● **Record list**
------
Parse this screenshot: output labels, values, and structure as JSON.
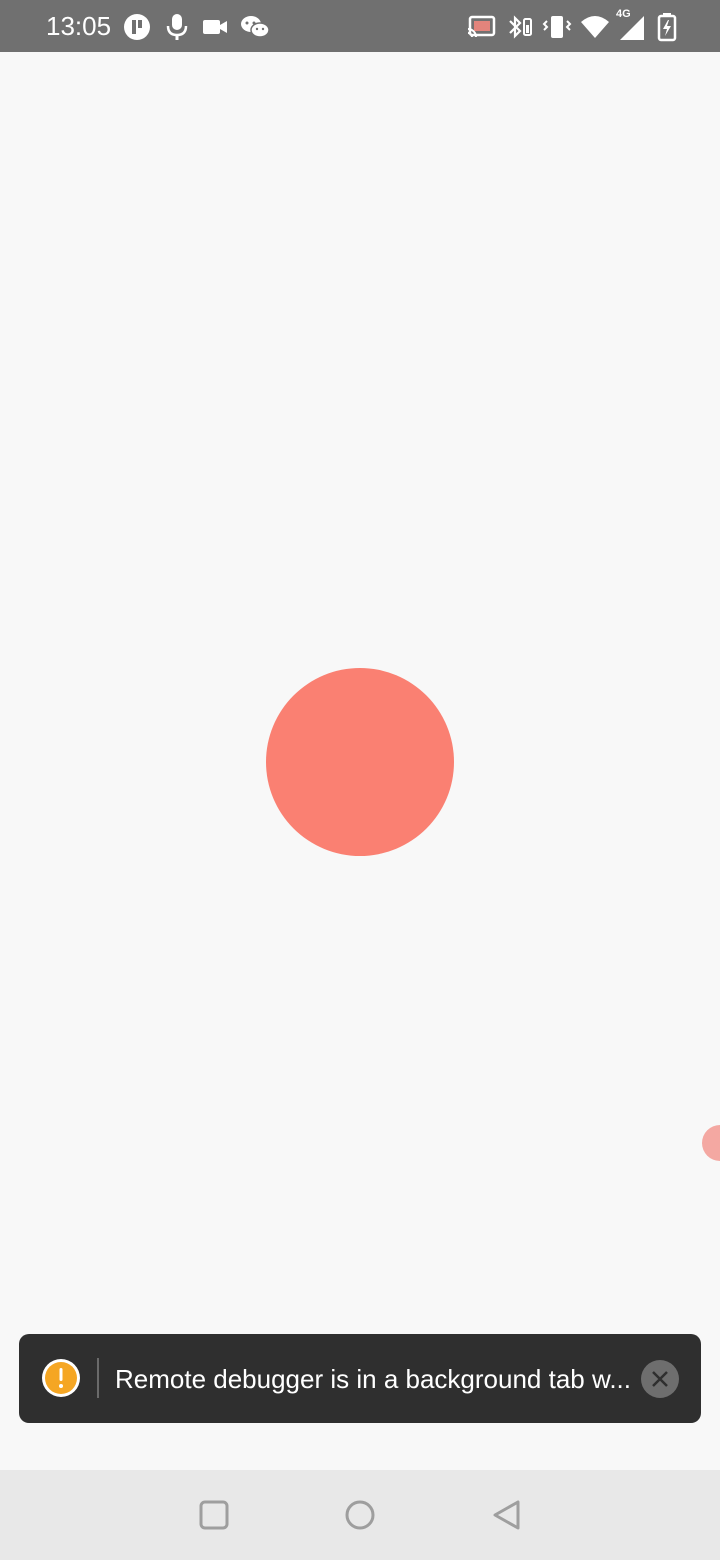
{
  "status_bar": {
    "time": "13:05",
    "left_icons": [
      "t-app-icon",
      "microphone-icon",
      "video-camera-icon",
      "wechat-icon"
    ],
    "right_icons": [
      "cast-icon",
      "bluetooth-battery-icon",
      "vibrate-icon",
      "wifi-icon",
      "cellular-4g-icon",
      "battery-charging-icon"
    ],
    "network_label": "4G",
    "background_color": "#707070"
  },
  "canvas": {
    "background_color": "#f8f8f8",
    "circle_color": "#fa8072",
    "edge_dot_color": "#f4a8a2"
  },
  "toast": {
    "icon": "warning-icon",
    "warning_color": "#f5a623",
    "message": "Remote debugger is in a background tab w...",
    "close_icon": "close-icon",
    "background_color": "#2f2f2f"
  },
  "nav_bar": {
    "buttons": [
      "recents-square-icon",
      "home-circle-icon",
      "back-triangle-icon"
    ],
    "background_color": "#e8e8e8"
  }
}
------
● **Your objective**
Exclude the images, then output the data above word for word.

● **The output**
Parse this screenshot: output labels, values, and structure as JSON.
{
  "status_bar": {
    "time": "13:05",
    "left_icons": [
      "t-app-icon",
      "microphone-icon",
      "video-camera-icon",
      "wechat-icon"
    ],
    "right_icons": [
      "cast-icon",
      "bluetooth-battery-icon",
      "vibrate-icon",
      "wifi-icon",
      "cellular-4g-icon",
      "battery-charging-icon"
    ],
    "network_label": "4G",
    "background_color": "#707070"
  },
  "canvas": {
    "background_color": "#f8f8f8",
    "circle_color": "#fa8072",
    "edge_dot_color": "#f4a8a2"
  },
  "toast": {
    "icon": "warning-icon",
    "warning_color": "#f5a623",
    "message": "Remote debugger is in a background tab w...",
    "close_icon": "close-icon",
    "background_color": "#2f2f2f"
  },
  "nav_bar": {
    "buttons": [
      "recents-square-icon",
      "home-circle-icon",
      "back-triangle-icon"
    ],
    "background_color": "#e8e8e8"
  }
}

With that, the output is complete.